══ Items

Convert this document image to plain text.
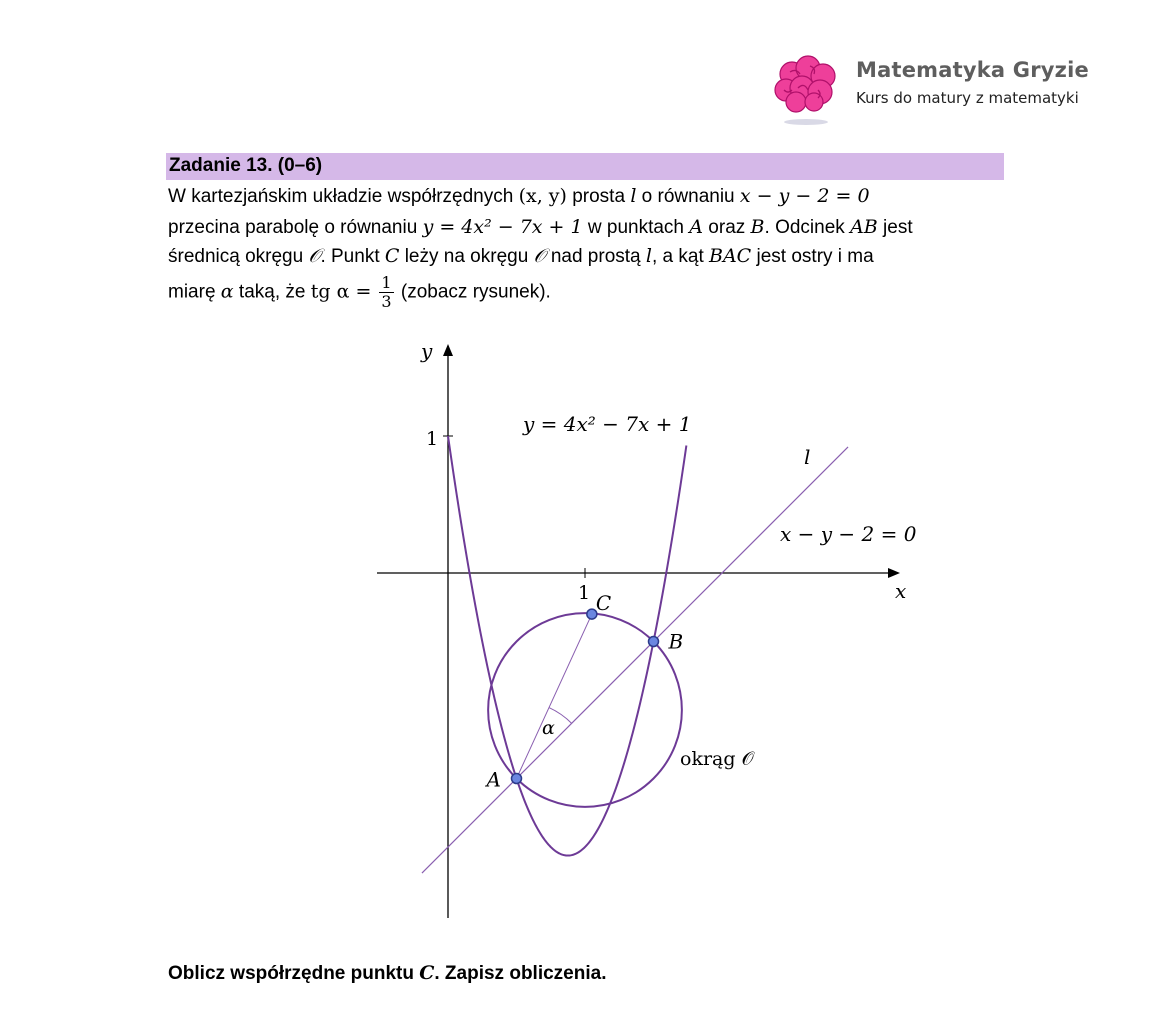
Matematyka Gryzie
Kurs do matury z matematyki
Zadanie 13. (0–6)
W kartezjańskim układzie współrzędnych (x, y) prosta l o równaniu x − y − 2 = 0
przecina parabolę o równaniu y = 4x² − 7x + 1 w punktach A oraz B. Odcinek AB jest
średnicą okręgu 𝒪. Punkt C leży na okręgu 𝒪 nad prostą l, a kąt BAC jest ostry i ma
miarę α taką, że tg $\alpha = \frac{1}{3}$ (zobacz rysunek).
y
x
1
1
A
B
C
α
y = 4x² − 7x + 1
l
x − y − 2 = 0
okrąg 𝒪
Oblicz współrzędne punktu C. Zapisz obliczenia.
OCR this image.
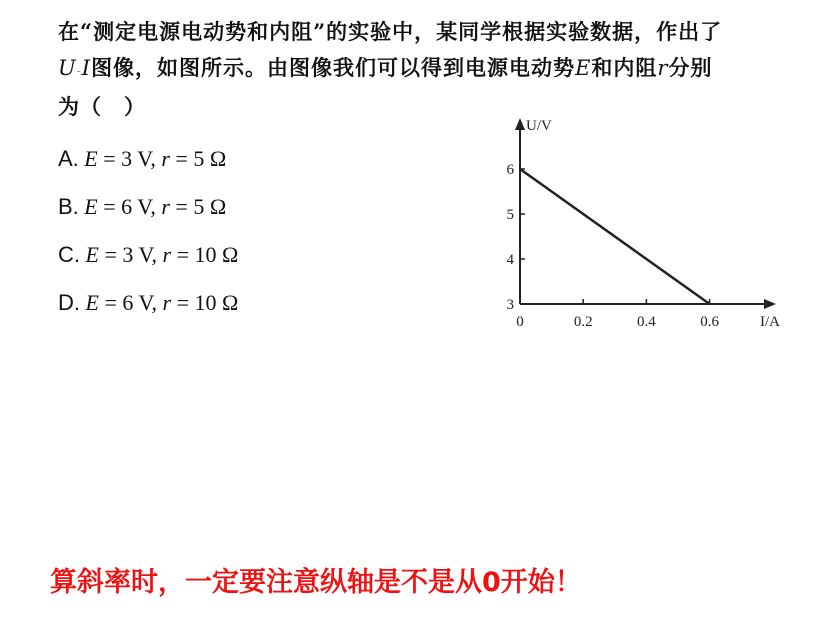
在“测定电源电动势和内阻”的实验中，某同学根据实验数据，作出了
U-I图像，如图所示。由图像我们可以得到电源电动势E和内阻r分别
为（　）
A. E = 3 V, r = 5 Ω
B. E = 6 V, r = 5 Ω
C. E = 3 V, r = 10 Ω
D. E = 6 V, r = 10 Ω
U/V
I/A
0	0.2	0.4	0.6
3
4
5
6
算斜率时，一定要注意纵轴是不是从0开始！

════

→ **Challenge**
Reproduce every entry word for word, but omit the pictures.

→ **Output of the task**
Convert this document image to plain text.
Matematyka Gryzie
Kurs do matury z matematyki
Zadanie 13. (0–6)
W kartezjańskim układzie współrzędnych (x, y) prosta l o równaniu x − y − 2 = 0
przecina parabolę o równaniu y = 4x² − 7x + 1 w punktach A oraz B. Odcinek AB jest
średnicą okręgu 𝒪. Punkt C leży na okręgu 𝒪 nad prostą l, a kąt BAC jest ostry i ma
miarę α taką, że tg $\alpha = \frac{1}{3}$ (zobacz rysunek).
y
x
1
1
A
B
C
α
y = 4x² − 7x + 1
l
x − y − 2 = 0
okrąg 𝒪
Oblicz współrzędne punktu C. Zapisz obliczenia.
OCR this image.
在“测定电源电动势和内阻”的实验中，某同学根据实验数据，作出了
U-I图像，如图所示。由图像我们可以得到电源电动势E和内阻r分别
为（　）
A. E = 3 V, r = 5 Ω
B. E = 6 V, r = 5 Ω
C. E = 3 V, r = 10 Ω
D. E = 6 V, r = 10 Ω
U/V
I/A
0	0.2	0.4	0.6
3
4
5
6
算斜率时，一定要注意纵轴是不是从0开始！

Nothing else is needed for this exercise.